Retype all of the data exactly as given.

Data extracted from a collection:
· · · · ·

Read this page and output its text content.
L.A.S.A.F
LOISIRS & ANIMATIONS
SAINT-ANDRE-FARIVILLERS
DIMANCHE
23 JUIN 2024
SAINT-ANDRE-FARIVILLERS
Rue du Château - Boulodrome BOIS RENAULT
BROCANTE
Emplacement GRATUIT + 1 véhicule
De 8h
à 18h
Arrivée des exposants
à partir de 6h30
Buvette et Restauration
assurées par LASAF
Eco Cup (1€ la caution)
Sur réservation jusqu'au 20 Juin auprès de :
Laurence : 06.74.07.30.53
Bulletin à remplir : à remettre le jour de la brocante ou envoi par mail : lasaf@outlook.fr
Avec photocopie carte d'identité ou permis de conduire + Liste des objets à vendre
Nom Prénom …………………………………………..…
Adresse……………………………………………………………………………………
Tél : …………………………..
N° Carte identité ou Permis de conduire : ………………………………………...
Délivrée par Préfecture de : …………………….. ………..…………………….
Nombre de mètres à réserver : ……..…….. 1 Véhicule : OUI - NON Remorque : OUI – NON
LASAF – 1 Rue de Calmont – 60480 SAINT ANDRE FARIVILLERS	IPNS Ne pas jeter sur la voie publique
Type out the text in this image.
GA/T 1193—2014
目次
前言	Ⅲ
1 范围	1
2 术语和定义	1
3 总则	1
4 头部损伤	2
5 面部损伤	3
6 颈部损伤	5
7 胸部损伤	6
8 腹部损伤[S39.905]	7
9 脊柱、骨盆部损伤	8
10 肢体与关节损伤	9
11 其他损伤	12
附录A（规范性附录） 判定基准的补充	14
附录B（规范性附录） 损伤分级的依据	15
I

· · · · ·

### Full response
Read this page and output its text content.
L.A.S.A.F
LOISIRS & ANIMATIONS
SAINT-ANDRE-FARIVILLERS
DIMANCHE
23 JUIN 2024
SAINT-ANDRE-FARIVILLERS
Rue du Château - Boulodrome BOIS RENAULT
BROCANTE
Emplacement GRATUIT + 1 véhicule
De 8h
à 18h
Arrivée des exposants
à partir de 6h30
Buvette et Restauration
assurées par LASAF
Eco Cup (1€ la caution)
Sur réservation jusqu'au 20 Juin auprès de :
Laurence : 06.74.07.30.53
Bulletin à remplir : à remettre le jour de la brocante ou envoi par mail : lasaf@outlook.fr
Avec photocopie carte d'identité ou permis de conduire + Liste des objets à vendre
Nom Prénom …………………………………………..…
Adresse……………………………………………………………………………………
Tél : …………………………..
N° Carte identité ou Permis de conduire : ………………………………………...
Délivrée par Préfecture de : …………………….. ………..…………………….
Nombre de mètres à réserver : ……..…….. 1 Véhicule : OUI - NON Remorque : OUI – NON
LASAF – 1 Rue de Calmont – 60480 SAINT ANDRE FARIVILLERS	IPNS Ne pas jeter sur la voie publique
Type out the text in this image.
GA/T 1193—2014
目次
前言	Ⅲ
1 范围	1
2 术语和定义	1
3 总则	1
4 头部损伤	2
5 面部损伤	3
6 颈部损伤	5
7 胸部损伤	6
8 腹部损伤[S39.905]	7
9 脊柱、骨盆部损伤	8
10 肢体与关节损伤	9
11 其他损伤	12
附录A（规范性附录） 判定基准的补充	14
附录B（规范性附录） 损伤分级的依据	15
I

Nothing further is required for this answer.